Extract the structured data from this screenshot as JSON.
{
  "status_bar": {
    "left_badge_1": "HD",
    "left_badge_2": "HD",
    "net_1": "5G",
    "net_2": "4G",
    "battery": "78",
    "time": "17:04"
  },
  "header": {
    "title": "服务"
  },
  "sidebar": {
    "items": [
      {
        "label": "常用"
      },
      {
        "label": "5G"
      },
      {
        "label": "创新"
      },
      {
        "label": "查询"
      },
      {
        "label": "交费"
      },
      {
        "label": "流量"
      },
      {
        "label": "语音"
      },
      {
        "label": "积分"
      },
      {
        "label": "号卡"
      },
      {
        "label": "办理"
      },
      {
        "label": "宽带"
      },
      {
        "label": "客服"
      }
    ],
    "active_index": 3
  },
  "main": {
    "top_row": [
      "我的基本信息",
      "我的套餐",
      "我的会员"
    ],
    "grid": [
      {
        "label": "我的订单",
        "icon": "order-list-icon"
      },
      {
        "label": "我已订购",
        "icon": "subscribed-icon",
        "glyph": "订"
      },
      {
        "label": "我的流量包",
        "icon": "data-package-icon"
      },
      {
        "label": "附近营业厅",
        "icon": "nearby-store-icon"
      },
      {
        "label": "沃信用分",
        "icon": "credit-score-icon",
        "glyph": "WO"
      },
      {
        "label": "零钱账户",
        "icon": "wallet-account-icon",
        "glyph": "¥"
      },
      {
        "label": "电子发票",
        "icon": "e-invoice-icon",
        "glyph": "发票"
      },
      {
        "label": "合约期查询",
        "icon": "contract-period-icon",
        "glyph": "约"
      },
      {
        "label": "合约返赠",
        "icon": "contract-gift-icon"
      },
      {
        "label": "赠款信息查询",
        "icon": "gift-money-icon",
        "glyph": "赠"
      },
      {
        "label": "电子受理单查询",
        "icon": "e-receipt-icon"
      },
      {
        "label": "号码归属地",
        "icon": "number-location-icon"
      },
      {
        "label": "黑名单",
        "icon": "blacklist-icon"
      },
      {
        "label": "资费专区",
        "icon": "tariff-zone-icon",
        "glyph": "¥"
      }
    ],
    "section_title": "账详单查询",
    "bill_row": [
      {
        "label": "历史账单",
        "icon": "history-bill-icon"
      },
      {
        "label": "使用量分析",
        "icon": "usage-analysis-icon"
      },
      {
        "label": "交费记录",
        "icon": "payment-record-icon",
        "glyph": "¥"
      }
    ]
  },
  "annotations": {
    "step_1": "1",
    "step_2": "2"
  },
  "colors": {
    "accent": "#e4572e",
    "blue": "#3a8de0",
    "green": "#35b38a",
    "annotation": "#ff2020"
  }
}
- - - - - - -
» GIVEN EXERCISE: All of the lines above must be returned exactly.

» RESPONSE TO THIS TASK:
Extract the structured data from this screenshot as JSON.
{
  "status_bar": {
    "left_badge_1": "HD",
    "left_badge_2": "HD",
    "net_1": "5G",
    "net_2": "4G",
    "battery": "78",
    "time": "17:04"
  },
  "header": {
    "title": "服务"
  },
  "sidebar": {
    "items": [
      {
        "label": "常用"
      },
      {
        "label": "5G"
      },
      {
        "label": "创新"
      },
      {
        "label": "查询"
      },
      {
        "label": "交费"
      },
      {
        "label": "流量"
      },
      {
        "label": "语音"
      },
      {
        "label": "积分"
      },
      {
        "label": "号卡"
      },
      {
        "label": "办理"
      },
      {
        "label": "宽带"
      },
      {
        "label": "客服"
      }
    ],
    "active_index": 3
  },
  "main": {
    "top_row": [
      "我的基本信息",
      "我的套餐",
      "我的会员"
    ],
    "grid": [
      {
        "label": "我的订单",
        "icon": "order-list-icon"
      },
      {
        "label": "我已订购",
        "icon": "subscribed-icon",
        "glyph": "订"
      },
      {
        "label": "我的流量包",
        "icon": "data-package-icon"
      },
      {
        "label": "附近营业厅",
        "icon": "nearby-store-icon"
      },
      {
        "label": "沃信用分",
        "icon": "credit-score-icon",
        "glyph": "WO"
      },
      {
        "label": "零钱账户",
        "icon": "wallet-account-icon",
        "glyph": "¥"
      },
      {
        "label": "电子发票",
        "icon": "e-invoice-icon",
        "glyph": "发票"
      },
      {
        "label": "合约期查询",
        "icon": "contract-period-icon",
        "glyph": "约"
      },
      {
        "label": "合约返赠",
        "icon": "contract-gift-icon"
      },
      {
        "label": "赠款信息查询",
        "icon": "gift-money-icon",
        "glyph": "赠"
      },
      {
        "label": "电子受理单查询",
        "icon": "e-receipt-icon"
      },
      {
        "label": "号码归属地",
        "icon": "number-location-icon"
      },
      {
        "label": "黑名单",
        "icon": "blacklist-icon"
      },
      {
        "label": "资费专区",
        "icon": "tariff-zone-icon",
        "glyph": "¥"
      }
    ],
    "section_title": "账详单查询",
    "bill_row": [
      {
        "label": "历史账单",
        "icon": "history-bill-icon"
      },
      {
        "label": "使用量分析",
        "icon": "usage-analysis-icon"
      },
      {
        "label": "交费记录",
        "icon": "payment-record-icon",
        "glyph": "¥"
      }
    ]
  },
  "annotations": {
    "step_1": "1",
    "step_2": "2"
  },
  "colors": {
    "accent": "#e4572e",
    "blue": "#3a8de0",
    "green": "#35b38a",
    "annotation": "#ff2020"
  }
}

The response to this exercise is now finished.